**GIVEN EXERCISE:** In the records below, swap "Description with numbered items" for "Numbered description" and reproduce every line with nothing else changed. Leave the pictures out.

**Stored entries:**
********************

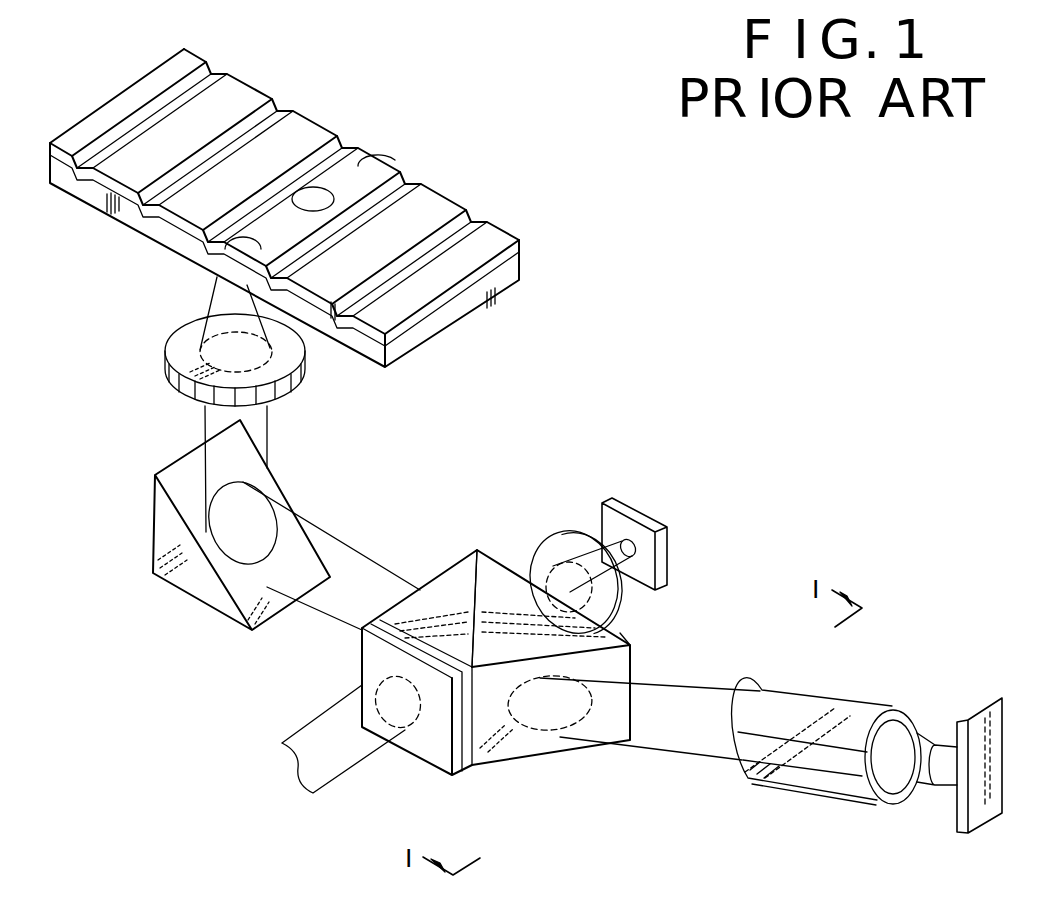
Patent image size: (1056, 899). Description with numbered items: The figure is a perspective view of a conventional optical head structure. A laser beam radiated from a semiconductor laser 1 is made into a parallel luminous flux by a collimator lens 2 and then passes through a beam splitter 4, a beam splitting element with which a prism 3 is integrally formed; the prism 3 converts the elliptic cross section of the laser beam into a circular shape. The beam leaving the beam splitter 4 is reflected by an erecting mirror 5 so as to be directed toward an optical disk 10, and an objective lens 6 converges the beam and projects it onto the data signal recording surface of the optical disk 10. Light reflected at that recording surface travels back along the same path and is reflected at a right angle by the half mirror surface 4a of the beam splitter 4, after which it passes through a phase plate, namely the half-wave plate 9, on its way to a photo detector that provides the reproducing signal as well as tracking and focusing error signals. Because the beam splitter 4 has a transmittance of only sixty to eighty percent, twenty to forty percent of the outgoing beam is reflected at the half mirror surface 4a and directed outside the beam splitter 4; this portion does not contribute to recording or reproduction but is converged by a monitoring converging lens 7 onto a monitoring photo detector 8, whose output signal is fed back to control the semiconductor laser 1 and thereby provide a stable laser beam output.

The semiconductor laser 1 is at (997, 723).
The collimator lens 2 is at (848, 707).
The prism 3 is at (688, 623).
The beam splitter 4 is at (442, 597).
The half mirror surface 4a is at (493, 557).
The erecting mirror 5 is at (165, 527).
The objective lens 6 is at (172, 340).
The monitoring converging lens 7 is at (542, 550).
The monitoring photo detector 8 is at (633, 512).
The (1/2)λ plate 9 is at (425, 740).
The optical disk 10 is at (480, 297).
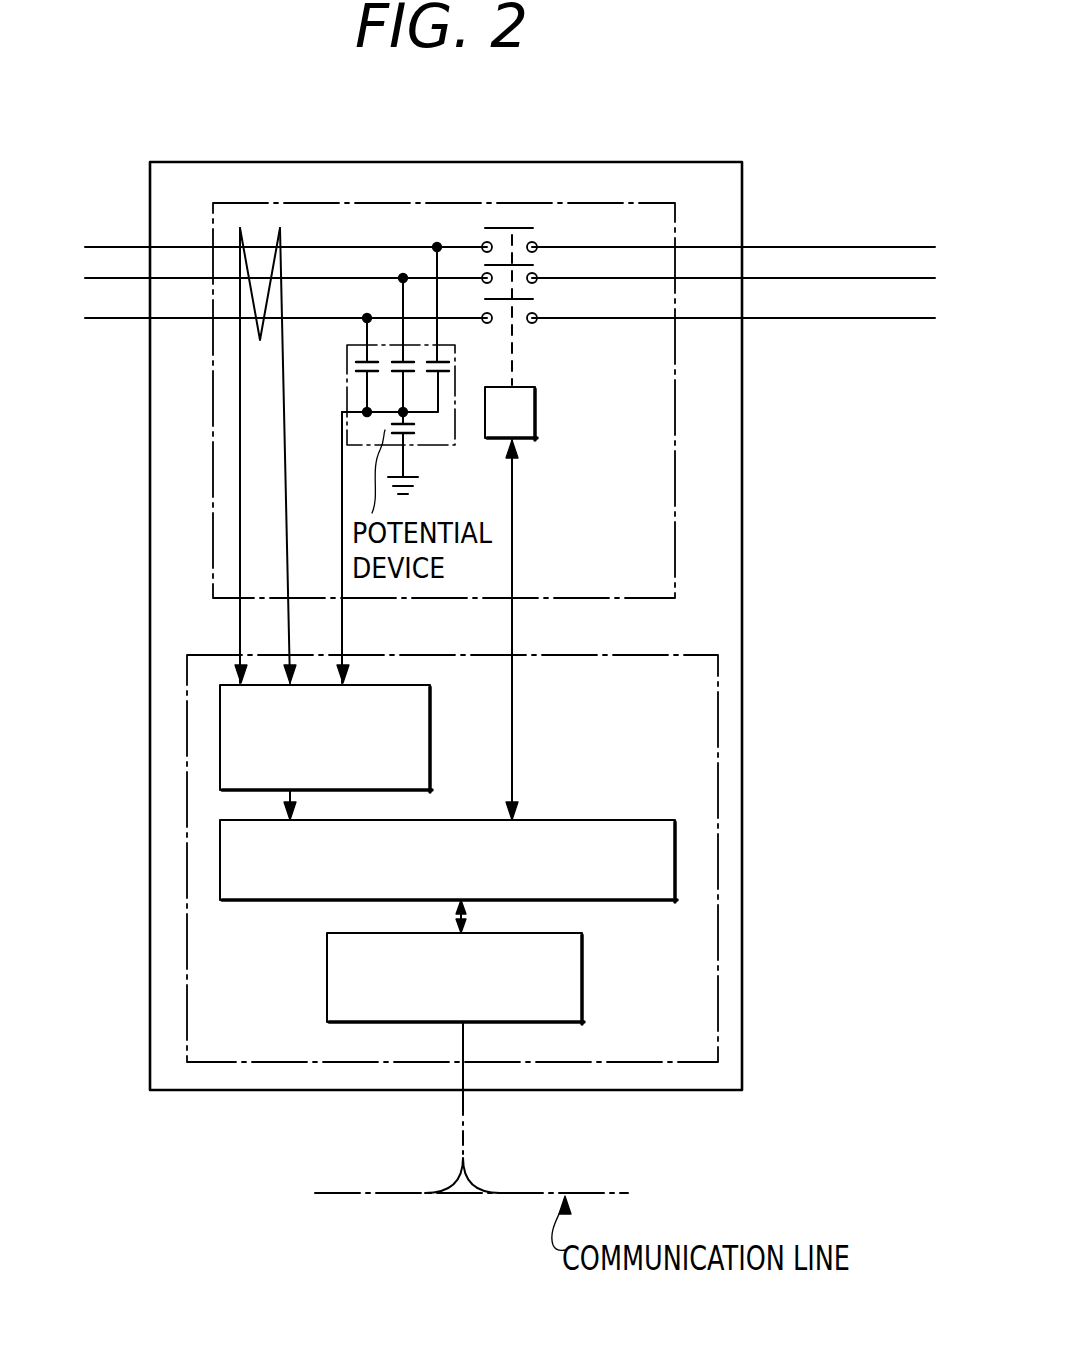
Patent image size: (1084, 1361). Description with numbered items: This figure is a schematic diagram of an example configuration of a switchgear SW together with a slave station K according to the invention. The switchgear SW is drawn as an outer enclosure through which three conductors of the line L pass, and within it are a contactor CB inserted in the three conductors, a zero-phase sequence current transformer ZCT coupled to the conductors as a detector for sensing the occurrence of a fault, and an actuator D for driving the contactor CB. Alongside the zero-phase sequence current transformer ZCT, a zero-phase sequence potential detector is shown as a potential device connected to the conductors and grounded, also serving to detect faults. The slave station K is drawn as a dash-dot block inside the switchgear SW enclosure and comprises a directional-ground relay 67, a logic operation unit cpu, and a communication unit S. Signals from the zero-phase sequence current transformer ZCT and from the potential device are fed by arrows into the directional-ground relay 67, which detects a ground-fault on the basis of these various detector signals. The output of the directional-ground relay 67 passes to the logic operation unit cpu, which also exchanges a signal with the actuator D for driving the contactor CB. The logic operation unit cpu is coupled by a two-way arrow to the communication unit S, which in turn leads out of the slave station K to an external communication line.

The switchgear SW is at (435, 185).
The power line L is at (883, 245).
The zero-phase sequence current transformer ZCT is at (288, 446).
The contactor CB is at (528, 297).
The actuator D is at (535, 395).
The directional-ground relay 67 is at (430, 708).
The slave station K is at (718, 805).
The communication unit S is at (582, 1003).
The logic operation unit cpu is at (275, 900).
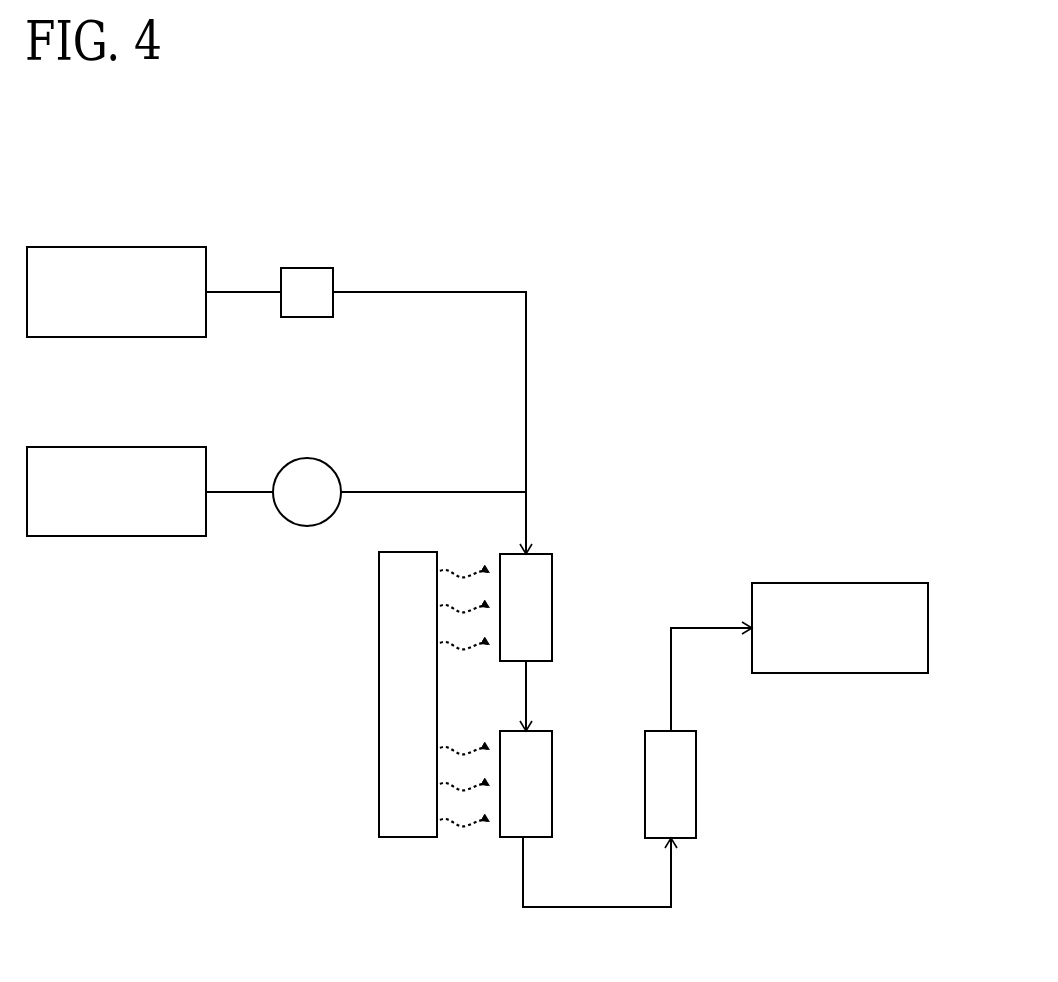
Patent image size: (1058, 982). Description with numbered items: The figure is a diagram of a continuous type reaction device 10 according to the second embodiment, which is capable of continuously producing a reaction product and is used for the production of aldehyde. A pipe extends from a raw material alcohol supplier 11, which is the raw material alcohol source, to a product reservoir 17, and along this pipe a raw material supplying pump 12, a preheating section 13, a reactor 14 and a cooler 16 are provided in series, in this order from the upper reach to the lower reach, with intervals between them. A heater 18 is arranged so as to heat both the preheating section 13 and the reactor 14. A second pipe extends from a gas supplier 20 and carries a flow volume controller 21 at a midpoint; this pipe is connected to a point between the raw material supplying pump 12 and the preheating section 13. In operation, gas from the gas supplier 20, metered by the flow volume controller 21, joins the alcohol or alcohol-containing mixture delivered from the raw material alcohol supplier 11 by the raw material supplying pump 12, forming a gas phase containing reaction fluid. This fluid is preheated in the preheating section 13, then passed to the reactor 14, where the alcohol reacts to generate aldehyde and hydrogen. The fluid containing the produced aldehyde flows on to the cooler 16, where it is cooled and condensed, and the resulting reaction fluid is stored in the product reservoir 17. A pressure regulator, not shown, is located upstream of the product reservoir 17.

The reaction device 10 is at (662, 440).
The raw material alcohol supplier 11 is at (113, 528).
The raw material supplying pump 12 is at (305, 458).
The preheating section 13 is at (540, 600).
The reactor 14 is at (540, 786).
The cooler 16 is at (685, 785).
The product reservoir 17 is at (843, 658).
The heater 18 is at (387, 672).
The gas supplier 20 is at (308, 279).
The flow volume controller 21 is at (117, 262).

********************

**THE ANSWER:**
Patent image size: (1056, 899). Numbered description: The figure is a perspective view of a conventional optical head structure. A laser beam radiated from a semiconductor laser 1 is made into a parallel luminous flux by a collimator lens 2 and then passes through a beam splitter 4, a beam splitting element with which a prism 3 is integrally formed; the prism 3 converts the elliptic cross section of the laser beam into a circular shape. The beam leaving the beam splitter 4 is reflected by an erecting mirror 5 so as to be directed toward an optical disk 10, and an objective lens 6 converges the beam and projects it onto the data signal recording surface of the optical disk 10. Light reflected at that recording surface travels back along the same path and is reflected at a right angle by the half mirror surface 4a of the beam splitter 4, after which it passes through a phase plate, namely the half-wave plate 9, on its way to a photo detector that provides the reproducing signal as well as tracking and focusing error signals. Because the beam splitter 4 has a transmittance of only sixty to eighty percent, twenty to forty percent of the outgoing beam is reflected at the half mirror surface 4a and directed outside the beam splitter 4; this portion does not contribute to recording or reproduction but is converged by a monitoring converging lens 7 onto a monitoring photo detector 8, whose output signal is fed back to control the semiconductor laser 1 and thereby provide a stable laser beam output.

The semiconductor laser 1 is at (997, 723).
The collimator lens 2 is at (848, 707).
The prism 3 is at (688, 623).
The beam splitter 4 is at (442, 597).
The half mirror surface 4a is at (493, 557).
The erecting mirror 5 is at (165, 527).
The objective lens 6 is at (172, 340).
The monitoring converging lens 7 is at (542, 550).
The monitoring photo detector 8 is at (633, 512).
The (1/2)λ plate 9 is at (425, 740).
The optical disk 10 is at (480, 297).
Patent image size: (1084, 1361). Numbered description: This figure is a schematic diagram of an example configuration of a switchgear SW together with a slave station K according to the invention. The switchgear SW is drawn as an outer enclosure through which three conductors of the line L pass, and within it are a contactor CB inserted in the three conductors, a zero-phase sequence current transformer ZCT coupled to the conductors as a detector for sensing the occurrence of a fault, and an actuator D for driving the contactor CB. Alongside the zero-phase sequence current transformer ZCT, a zero-phase sequence potential detector is shown as a potential device connected to the conductors and grounded, also serving to detect faults. The slave station K is drawn as a dash-dot block inside the switchgear SW enclosure and comprises a directional-ground relay 67, a logic operation unit cpu, and a communication unit S. Signals from the zero-phase sequence current transformer ZCT and from the potential device are fed by arrows into the directional-ground relay 67, which detects a ground-fault on the basis of these various detector signals. The output of the directional-ground relay 67 passes to the logic operation unit cpu, which also exchanges a signal with the actuator D for driving the contactor CB. The logic operation unit cpu is coupled by a two-way arrow to the communication unit S, which in turn leads out of the slave station K to an external communication line.

The switchgear SW is at (435, 185).
The power line L is at (883, 245).
The zero-phase sequence current transformer ZCT is at (288, 446).
The contactor CB is at (528, 297).
The actuator D is at (535, 395).
The directional-ground relay 67 is at (430, 708).
The slave station K is at (718, 805).
The communication unit S is at (582, 1003).
The logic operation unit cpu is at (275, 900).
Patent image size: (1058, 982). Numbered description: The figure is a diagram of a continuous type reaction device 10 according to the second embodiment, which is capable of continuously producing a reaction product and is used for the production of aldehyde. A pipe extends from a raw material alcohol supplier 11, which is the raw material alcohol source, to a product reservoir 17, and along this pipe a raw material supplying pump 12, a preheating section 13, a reactor 14 and a cooler 16 are provided in series, in this order from the upper reach to the lower reach, with intervals between them. A heater 18 is arranged so as to heat both the preheating section 13 and the reactor 14. A second pipe extends from a gas supplier 20 and carries a flow volume controller 21 at a midpoint; this pipe is connected to a point between the raw material supplying pump 12 and the preheating section 13. In operation, gas from the gas supplier 20, metered by the flow volume controller 21, joins the alcohol or alcohol-containing mixture delivered from the raw material alcohol supplier 11 by the raw material supplying pump 12, forming a gas phase containing reaction fluid. This fluid is preheated in the preheating section 13, then passed to the reactor 14, where the alcohol reacts to generate aldehyde and hydrogen. The fluid containing the produced aldehyde flows on to the cooler 16, where it is cooled and condensed, and the resulting reaction fluid is stored in the product reservoir 17. A pressure regulator, not shown, is located upstream of the product reservoir 17.

The reaction device 10 is at (662, 440).
The raw material alcohol supplier 11 is at (113, 528).
The raw material supplying pump 12 is at (305, 458).
The preheating section 13 is at (540, 600).
The reactor 14 is at (540, 786).
The cooler 16 is at (685, 785).
The product reservoir 17 is at (843, 658).
The heater 18 is at (387, 672).
The gas supplier 20 is at (308, 279).
The flow volume controller 21 is at (117, 262).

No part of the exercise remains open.